WORK REQUIRED:
Quote the records in full and leave their pictures out.

# start of INPUT ROWS

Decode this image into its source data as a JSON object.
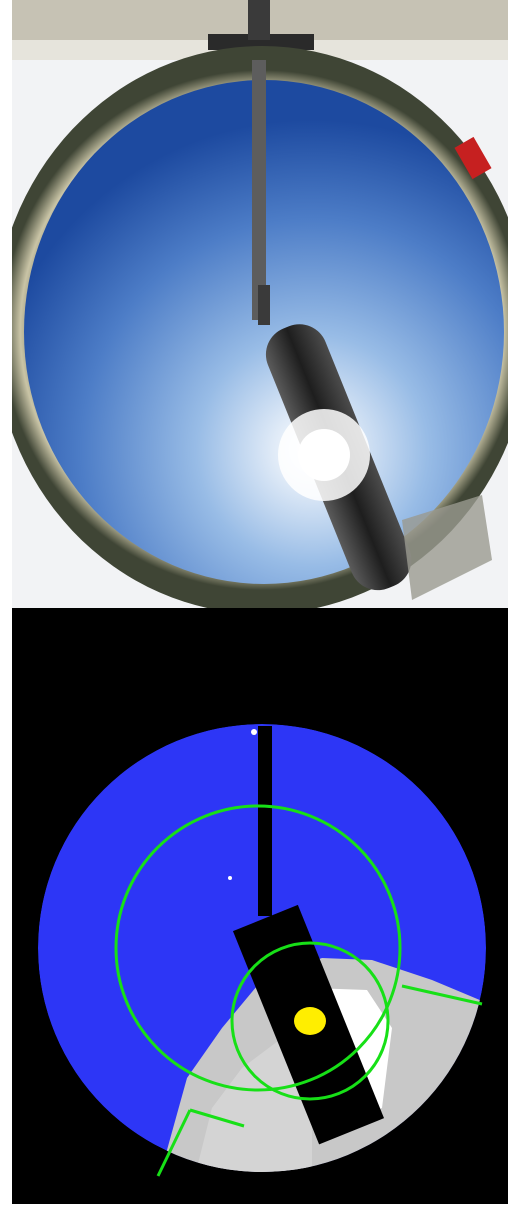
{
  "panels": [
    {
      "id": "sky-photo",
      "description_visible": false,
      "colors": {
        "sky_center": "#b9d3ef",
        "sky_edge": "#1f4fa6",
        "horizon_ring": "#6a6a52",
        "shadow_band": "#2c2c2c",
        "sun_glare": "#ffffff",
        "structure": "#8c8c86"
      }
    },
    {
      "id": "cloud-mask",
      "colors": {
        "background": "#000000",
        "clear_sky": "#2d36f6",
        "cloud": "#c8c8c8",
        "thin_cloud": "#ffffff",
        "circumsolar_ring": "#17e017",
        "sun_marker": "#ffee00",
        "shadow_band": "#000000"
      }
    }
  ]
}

# end of INPUT ROWS

SOLVED EXERCISE:
Decode this image into its source data as a JSON object.
{
  "panels": [
    {
      "id": "sky-photo",
      "description_visible": false,
      "colors": {
        "sky_center": "#b9d3ef",
        "sky_edge": "#1f4fa6",
        "horizon_ring": "#6a6a52",
        "shadow_band": "#2c2c2c",
        "sun_glare": "#ffffff",
        "structure": "#8c8c86"
      }
    },
    {
      "id": "cloud-mask",
      "colors": {
        "background": "#000000",
        "clear_sky": "#2d36f6",
        "cloud": "#c8c8c8",
        "thin_cloud": "#ffffff",
        "circumsolar_ring": "#17e017",
        "sun_marker": "#ffee00",
        "shadow_band": "#000000"
      }
    }
  ]
}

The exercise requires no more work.